> _GIVEN INSTRUCTION_
From the entries below, gather each line containing the word "this".

— Start of DATA SECTION —

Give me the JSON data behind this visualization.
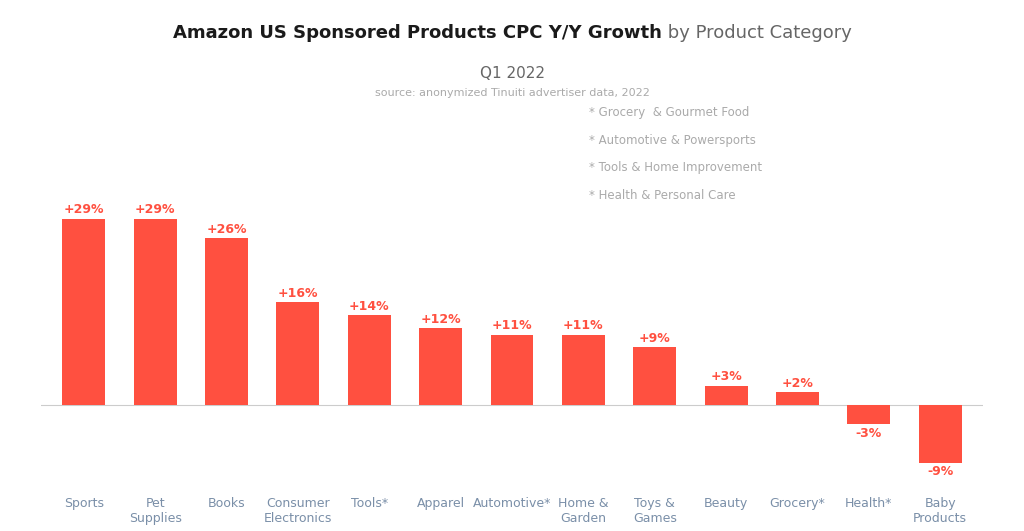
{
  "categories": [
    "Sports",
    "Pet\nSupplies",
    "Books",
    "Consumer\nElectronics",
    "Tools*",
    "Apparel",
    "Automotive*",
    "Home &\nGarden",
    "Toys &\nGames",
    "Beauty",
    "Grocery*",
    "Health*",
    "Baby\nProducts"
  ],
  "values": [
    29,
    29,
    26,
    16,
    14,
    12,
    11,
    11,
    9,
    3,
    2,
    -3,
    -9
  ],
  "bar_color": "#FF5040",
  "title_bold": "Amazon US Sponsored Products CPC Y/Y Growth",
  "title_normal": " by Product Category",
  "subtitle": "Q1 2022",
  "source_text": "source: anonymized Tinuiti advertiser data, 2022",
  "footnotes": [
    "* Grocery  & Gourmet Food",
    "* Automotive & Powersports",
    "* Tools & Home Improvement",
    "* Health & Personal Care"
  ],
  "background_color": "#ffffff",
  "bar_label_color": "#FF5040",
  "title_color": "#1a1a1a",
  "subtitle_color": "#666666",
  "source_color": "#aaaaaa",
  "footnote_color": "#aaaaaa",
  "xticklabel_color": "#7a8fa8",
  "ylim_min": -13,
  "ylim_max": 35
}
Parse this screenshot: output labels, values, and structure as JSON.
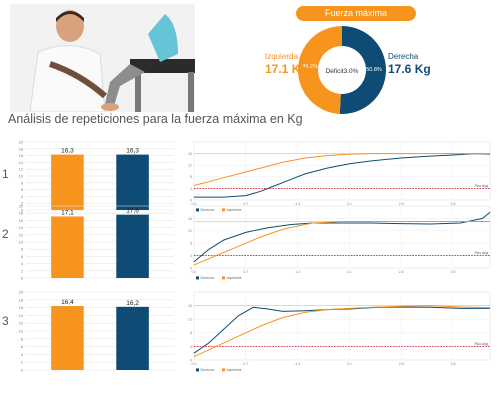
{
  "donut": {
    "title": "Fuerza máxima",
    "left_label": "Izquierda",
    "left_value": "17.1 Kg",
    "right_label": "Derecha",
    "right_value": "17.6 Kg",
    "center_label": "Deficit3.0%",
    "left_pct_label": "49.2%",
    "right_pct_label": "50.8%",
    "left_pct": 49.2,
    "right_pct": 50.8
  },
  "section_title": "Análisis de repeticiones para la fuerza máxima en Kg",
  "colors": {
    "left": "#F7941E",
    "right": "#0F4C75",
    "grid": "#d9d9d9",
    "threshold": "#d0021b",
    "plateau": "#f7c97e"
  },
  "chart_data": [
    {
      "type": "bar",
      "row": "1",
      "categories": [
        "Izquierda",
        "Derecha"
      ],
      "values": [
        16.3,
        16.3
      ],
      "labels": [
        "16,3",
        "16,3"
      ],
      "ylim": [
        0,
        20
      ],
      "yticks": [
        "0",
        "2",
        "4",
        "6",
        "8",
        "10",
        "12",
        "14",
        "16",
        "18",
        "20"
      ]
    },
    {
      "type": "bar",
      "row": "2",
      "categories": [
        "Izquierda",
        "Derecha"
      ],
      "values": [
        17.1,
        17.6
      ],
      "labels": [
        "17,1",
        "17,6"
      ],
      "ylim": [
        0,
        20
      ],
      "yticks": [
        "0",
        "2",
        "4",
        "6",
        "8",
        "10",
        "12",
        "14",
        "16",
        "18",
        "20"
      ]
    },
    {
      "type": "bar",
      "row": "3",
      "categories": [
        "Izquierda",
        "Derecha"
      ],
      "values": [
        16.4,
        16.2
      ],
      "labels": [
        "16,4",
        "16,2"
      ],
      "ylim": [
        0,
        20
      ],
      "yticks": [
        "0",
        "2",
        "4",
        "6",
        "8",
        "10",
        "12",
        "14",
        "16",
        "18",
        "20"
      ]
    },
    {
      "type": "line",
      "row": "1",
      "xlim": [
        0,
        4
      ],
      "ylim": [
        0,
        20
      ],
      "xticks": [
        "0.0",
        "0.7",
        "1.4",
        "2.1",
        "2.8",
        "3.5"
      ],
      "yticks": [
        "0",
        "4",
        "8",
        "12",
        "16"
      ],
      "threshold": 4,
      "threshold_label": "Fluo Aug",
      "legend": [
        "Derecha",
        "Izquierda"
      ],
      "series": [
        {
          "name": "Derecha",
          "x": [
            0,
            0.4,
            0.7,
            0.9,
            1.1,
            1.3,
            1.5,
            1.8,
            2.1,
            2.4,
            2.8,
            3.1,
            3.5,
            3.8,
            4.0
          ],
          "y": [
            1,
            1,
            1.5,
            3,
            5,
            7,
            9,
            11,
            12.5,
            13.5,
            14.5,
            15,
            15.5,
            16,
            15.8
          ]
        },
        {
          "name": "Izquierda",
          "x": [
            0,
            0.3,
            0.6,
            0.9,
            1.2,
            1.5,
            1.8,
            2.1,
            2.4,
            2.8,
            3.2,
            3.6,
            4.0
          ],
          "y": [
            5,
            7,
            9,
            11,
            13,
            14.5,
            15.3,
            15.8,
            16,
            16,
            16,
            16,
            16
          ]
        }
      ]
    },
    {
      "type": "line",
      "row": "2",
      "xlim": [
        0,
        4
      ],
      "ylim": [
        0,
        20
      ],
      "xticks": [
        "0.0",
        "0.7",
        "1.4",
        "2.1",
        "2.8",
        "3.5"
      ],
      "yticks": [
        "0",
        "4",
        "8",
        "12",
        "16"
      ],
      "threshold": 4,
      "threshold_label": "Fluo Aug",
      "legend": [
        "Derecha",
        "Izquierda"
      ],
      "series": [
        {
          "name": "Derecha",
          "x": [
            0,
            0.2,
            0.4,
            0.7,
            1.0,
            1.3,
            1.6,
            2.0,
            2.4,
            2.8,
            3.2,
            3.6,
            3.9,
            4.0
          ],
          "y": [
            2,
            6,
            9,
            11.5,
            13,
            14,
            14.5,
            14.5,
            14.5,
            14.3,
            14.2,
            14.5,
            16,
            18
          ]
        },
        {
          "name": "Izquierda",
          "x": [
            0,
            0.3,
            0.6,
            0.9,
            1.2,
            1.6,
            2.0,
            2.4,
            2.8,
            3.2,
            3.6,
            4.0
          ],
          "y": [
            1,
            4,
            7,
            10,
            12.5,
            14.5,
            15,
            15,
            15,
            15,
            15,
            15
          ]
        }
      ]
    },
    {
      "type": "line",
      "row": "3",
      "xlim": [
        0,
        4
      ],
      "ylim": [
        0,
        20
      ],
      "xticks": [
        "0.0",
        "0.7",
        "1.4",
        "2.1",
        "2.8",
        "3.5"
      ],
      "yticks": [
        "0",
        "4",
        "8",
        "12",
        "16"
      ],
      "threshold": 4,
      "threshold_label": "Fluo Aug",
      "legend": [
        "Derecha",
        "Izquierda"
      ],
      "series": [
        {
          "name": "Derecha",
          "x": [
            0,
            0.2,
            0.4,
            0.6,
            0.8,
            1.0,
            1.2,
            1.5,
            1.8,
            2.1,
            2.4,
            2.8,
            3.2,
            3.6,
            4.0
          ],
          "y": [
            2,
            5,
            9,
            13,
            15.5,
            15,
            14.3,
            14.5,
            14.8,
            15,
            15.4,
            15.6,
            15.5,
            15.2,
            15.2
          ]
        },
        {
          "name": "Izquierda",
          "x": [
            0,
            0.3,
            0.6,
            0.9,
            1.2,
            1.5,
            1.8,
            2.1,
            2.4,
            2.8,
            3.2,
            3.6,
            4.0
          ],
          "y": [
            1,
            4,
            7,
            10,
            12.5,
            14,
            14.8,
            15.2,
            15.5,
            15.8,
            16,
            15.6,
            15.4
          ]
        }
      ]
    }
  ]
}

— End of DATA SECTION —

> _SOLVED EXERCISE_
Give me the JSON data behind this visualization.
Parse this screenshot: output labels, values, and structure as JSON.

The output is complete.